==== Text section

As you may well know, I am an ardent admirer of novelist Thomas Harris, most recently the author of Cari Mora, but still probably best known for Silence of the Lambs.
Harris has fared surprisingly well with screen adaptations of his books, not least because he had the good fortune to have two of his films scripted by the American playwright Ted Tally.
Seldom has such a stupendously talented novelist been adapted by a comparably talented screenwriter.
One reason Ted Tally's movies are so good is that his first instinct is to stick as closely as possible to the source material — an unusual attitude in the world of movies.
When he wrote his adaptation of Silence of the Lambs, Tally even included scenes from the book that I thought could never work on the screen — they were so rooted in the magic of Thomas Harris's prose...
But they did work, and so brilliantly that Silence of the Lambs was a massive hit as a film, and Ted Tally won the Oscar that year for best adapated screenplay.
Unfortunately, no one saw fit to publish this award winning script in book form. (Maybe they'd like to rectify that error now...)
But Tally's script for another Thomas Harris adaptation — Red Dragon — has indeed been published, and if you're interested in the art of screenwriting you should immediately get hold of a copy.
Movie scripts are often a dull, demanding read, requiring your full attention to keep track of characters, locations, and generally what the hell is going on...
Not Ted Tally's Red Dragon. It reads like a dream. I genuinely couldn't put it down. I found it as a dark, scary and profoundly compelling as Thomas Harris's original novel.
Once more Tally has remained impressively true to the book, but he has a made a couple of canny changes.

========
==== Entries

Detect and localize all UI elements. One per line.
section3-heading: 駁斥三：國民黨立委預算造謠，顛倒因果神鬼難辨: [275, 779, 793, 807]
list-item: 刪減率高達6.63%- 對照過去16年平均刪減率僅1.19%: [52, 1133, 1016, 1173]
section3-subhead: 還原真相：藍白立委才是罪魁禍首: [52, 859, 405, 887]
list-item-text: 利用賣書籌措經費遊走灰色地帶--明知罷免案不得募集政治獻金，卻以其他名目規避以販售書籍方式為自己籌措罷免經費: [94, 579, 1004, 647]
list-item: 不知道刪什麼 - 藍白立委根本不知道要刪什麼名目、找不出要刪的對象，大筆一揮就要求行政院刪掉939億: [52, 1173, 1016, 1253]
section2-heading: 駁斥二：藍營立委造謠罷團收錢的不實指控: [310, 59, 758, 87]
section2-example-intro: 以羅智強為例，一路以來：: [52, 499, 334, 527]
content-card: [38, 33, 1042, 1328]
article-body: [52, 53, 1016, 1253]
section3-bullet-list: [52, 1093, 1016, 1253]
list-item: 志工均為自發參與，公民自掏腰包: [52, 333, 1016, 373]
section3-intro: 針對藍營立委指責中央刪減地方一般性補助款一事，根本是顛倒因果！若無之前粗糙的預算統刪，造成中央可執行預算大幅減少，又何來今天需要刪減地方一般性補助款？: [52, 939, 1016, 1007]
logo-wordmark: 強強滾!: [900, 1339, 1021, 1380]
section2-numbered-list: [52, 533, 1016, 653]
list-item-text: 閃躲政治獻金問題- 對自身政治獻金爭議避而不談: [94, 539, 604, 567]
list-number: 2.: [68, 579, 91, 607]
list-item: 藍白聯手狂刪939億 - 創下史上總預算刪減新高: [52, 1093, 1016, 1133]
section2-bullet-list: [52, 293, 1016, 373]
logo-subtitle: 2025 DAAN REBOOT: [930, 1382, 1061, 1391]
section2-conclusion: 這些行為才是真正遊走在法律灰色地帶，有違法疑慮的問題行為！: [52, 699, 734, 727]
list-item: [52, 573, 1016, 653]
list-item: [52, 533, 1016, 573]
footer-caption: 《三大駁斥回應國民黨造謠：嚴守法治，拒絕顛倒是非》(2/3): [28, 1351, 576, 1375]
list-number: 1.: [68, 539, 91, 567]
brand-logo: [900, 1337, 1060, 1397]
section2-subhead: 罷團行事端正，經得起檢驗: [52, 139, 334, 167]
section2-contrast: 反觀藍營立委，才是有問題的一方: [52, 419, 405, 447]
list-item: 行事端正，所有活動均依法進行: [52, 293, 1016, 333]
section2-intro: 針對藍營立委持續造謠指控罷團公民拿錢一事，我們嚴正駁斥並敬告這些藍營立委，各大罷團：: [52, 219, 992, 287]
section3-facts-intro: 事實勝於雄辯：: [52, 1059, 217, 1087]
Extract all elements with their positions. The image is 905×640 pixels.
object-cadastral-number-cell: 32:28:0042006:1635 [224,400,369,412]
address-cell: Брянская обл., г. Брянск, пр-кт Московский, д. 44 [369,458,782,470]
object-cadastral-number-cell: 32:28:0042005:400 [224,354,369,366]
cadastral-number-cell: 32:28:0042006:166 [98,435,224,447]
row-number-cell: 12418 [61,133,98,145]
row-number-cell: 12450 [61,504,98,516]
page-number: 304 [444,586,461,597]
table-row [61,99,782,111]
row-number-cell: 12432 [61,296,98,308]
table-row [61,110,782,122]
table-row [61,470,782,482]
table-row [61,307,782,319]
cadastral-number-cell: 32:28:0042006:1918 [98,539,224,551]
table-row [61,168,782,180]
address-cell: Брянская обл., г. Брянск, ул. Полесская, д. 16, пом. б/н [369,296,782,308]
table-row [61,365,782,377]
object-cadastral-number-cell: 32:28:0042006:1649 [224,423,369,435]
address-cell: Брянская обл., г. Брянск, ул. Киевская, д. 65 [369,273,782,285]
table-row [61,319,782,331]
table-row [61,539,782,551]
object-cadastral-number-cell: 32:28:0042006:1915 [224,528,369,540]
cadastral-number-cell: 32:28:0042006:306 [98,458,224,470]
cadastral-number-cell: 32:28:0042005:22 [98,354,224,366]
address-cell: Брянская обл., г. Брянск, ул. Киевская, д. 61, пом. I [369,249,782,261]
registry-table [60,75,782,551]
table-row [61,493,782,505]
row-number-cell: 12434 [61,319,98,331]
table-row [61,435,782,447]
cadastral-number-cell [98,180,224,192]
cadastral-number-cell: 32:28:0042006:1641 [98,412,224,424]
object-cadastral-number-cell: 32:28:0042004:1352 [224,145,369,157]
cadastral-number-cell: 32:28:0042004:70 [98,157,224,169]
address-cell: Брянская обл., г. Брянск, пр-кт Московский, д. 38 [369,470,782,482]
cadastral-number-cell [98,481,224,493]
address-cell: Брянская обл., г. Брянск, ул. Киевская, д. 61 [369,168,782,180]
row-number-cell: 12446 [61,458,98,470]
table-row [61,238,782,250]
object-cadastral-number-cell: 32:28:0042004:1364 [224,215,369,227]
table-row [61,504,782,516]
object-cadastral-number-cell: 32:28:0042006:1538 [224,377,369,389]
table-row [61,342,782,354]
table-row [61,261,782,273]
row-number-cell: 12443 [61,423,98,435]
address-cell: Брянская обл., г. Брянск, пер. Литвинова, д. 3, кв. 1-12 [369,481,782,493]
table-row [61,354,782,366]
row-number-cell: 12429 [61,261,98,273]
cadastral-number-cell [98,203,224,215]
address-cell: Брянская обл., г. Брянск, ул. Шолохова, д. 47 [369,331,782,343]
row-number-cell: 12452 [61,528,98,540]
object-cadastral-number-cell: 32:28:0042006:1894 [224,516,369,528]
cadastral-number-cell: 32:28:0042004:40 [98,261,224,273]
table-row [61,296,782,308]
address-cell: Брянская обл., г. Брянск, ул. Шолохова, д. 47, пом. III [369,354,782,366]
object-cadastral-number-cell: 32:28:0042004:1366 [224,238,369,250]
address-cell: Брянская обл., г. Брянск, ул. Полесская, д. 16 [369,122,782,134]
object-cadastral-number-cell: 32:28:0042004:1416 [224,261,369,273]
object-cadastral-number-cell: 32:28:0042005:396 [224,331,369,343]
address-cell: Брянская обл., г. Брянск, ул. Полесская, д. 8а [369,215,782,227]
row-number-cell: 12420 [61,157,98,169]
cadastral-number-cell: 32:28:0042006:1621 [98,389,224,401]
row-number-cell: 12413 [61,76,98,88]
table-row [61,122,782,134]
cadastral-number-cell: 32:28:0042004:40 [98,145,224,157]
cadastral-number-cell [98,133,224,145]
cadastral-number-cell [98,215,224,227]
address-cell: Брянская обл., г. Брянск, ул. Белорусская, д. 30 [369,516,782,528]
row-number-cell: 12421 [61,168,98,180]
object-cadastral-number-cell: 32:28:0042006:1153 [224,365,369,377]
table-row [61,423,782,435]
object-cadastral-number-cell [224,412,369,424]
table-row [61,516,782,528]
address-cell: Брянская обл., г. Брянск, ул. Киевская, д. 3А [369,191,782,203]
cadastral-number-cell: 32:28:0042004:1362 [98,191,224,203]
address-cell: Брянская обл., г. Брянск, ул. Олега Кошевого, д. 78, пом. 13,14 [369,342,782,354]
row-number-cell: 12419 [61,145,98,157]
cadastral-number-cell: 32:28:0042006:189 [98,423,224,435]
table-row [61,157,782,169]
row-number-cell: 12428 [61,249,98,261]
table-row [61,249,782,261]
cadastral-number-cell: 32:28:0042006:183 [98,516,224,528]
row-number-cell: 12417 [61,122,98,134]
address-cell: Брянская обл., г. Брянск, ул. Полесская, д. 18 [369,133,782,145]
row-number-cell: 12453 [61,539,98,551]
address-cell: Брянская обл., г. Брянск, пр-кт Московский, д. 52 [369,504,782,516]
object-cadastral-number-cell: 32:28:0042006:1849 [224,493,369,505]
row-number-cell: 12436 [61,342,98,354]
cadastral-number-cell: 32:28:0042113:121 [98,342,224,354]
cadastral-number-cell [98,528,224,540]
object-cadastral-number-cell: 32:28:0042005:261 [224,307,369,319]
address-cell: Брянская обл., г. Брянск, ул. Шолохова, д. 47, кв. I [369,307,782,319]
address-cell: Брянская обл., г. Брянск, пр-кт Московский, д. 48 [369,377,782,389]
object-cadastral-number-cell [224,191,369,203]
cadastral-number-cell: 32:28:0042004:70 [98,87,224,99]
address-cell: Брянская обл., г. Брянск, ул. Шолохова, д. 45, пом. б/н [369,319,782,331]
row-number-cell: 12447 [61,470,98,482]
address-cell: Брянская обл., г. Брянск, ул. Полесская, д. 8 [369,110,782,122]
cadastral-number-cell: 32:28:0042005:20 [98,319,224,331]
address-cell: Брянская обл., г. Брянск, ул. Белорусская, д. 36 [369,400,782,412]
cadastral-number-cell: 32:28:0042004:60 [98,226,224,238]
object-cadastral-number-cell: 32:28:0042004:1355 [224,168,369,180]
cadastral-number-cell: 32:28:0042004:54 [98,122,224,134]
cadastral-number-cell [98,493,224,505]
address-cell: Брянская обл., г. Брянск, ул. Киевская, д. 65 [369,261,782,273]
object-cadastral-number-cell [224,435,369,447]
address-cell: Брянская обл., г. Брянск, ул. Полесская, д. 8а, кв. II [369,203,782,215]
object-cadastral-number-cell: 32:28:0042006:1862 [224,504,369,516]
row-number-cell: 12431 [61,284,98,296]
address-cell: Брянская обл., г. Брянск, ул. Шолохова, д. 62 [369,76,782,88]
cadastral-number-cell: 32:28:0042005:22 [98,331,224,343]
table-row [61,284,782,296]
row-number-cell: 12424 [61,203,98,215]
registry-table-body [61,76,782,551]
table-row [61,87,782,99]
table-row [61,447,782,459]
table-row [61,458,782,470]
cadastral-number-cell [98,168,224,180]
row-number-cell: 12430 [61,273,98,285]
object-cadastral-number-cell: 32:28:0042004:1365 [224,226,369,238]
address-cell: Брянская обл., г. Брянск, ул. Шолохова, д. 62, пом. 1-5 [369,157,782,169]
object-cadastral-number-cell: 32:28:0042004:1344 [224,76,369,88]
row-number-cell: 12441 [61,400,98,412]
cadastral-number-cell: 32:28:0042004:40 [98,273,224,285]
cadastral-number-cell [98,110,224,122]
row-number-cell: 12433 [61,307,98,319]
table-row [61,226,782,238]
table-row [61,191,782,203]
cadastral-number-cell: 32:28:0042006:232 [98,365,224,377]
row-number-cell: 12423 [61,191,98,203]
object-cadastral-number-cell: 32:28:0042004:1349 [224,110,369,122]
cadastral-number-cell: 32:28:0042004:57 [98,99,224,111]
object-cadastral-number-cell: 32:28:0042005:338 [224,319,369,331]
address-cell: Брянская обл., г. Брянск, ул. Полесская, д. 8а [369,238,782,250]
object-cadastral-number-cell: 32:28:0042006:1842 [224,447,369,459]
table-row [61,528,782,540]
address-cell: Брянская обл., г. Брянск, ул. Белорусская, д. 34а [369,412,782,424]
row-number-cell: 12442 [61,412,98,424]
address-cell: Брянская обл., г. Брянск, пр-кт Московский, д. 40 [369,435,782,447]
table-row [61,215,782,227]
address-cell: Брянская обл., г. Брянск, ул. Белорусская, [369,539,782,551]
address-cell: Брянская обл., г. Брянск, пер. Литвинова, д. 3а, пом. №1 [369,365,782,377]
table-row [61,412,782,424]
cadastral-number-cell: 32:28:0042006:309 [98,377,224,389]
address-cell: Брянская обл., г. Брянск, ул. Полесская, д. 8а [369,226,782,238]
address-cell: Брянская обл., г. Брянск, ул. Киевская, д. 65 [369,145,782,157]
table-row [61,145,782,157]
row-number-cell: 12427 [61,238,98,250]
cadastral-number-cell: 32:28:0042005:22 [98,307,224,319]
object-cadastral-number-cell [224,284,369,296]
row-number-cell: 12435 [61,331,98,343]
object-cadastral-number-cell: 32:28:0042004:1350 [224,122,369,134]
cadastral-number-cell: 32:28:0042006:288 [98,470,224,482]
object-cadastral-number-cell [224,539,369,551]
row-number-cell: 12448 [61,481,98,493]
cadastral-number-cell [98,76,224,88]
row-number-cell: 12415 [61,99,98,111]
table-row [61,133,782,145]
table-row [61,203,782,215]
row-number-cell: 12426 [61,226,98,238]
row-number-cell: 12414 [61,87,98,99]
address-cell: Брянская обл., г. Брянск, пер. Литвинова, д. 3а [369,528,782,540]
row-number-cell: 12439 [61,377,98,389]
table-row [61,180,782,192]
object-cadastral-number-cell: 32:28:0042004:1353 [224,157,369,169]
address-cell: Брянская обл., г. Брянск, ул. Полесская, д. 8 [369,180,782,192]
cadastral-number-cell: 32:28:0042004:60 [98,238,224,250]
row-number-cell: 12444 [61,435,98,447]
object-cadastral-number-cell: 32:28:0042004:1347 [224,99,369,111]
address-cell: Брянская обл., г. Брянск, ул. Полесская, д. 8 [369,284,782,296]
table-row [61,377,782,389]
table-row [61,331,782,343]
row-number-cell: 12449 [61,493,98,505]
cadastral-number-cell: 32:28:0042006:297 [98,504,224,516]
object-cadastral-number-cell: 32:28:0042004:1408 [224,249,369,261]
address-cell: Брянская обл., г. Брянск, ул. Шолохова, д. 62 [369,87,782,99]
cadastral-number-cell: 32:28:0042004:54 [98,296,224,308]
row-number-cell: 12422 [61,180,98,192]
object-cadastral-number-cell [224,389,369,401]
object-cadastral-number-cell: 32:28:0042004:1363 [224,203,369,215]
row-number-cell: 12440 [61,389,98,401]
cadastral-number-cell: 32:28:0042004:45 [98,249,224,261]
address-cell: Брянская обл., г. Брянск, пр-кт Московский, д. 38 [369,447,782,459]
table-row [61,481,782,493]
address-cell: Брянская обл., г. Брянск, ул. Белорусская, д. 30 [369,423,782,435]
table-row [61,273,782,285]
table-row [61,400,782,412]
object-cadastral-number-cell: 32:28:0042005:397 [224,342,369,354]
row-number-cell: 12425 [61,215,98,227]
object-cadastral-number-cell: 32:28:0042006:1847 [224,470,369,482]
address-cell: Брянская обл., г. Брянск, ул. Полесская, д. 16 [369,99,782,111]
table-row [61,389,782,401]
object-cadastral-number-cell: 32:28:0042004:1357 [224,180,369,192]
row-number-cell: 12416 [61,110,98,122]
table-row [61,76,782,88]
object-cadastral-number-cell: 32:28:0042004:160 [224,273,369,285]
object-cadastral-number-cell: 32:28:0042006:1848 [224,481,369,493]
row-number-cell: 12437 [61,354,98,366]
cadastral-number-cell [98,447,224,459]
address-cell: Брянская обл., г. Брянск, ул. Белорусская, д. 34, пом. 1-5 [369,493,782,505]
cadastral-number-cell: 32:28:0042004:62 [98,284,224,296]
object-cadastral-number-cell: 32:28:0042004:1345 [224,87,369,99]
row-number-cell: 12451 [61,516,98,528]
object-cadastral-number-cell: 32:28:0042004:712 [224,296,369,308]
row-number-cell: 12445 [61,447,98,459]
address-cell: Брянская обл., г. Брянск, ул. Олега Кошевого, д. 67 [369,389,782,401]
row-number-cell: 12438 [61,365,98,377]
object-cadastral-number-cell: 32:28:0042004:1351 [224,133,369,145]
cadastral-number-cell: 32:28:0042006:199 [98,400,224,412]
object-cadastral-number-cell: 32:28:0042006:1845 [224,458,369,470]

========

### Tasks to perform
- A) Please repeat everything in the screenwriting post from "But they did" down to "that error now...)".
- B) In the screenwriting post, what reason is given for Ted Tally's movies being so good?

### List of solutions
- A)
But they did work, and so brilliantly that Silence of the Lambs was a massive hit as a film, and Ted Tally won the Oscar that year for best adapated screenplay.
Unfortunately, no one saw fit to publish this award winning script in book form. (Maybe they'd like to rectify that error now...)

- B) Tally's first instinct is to stick as closely as possible to the source material, which is an unusual attitude in the world of movies.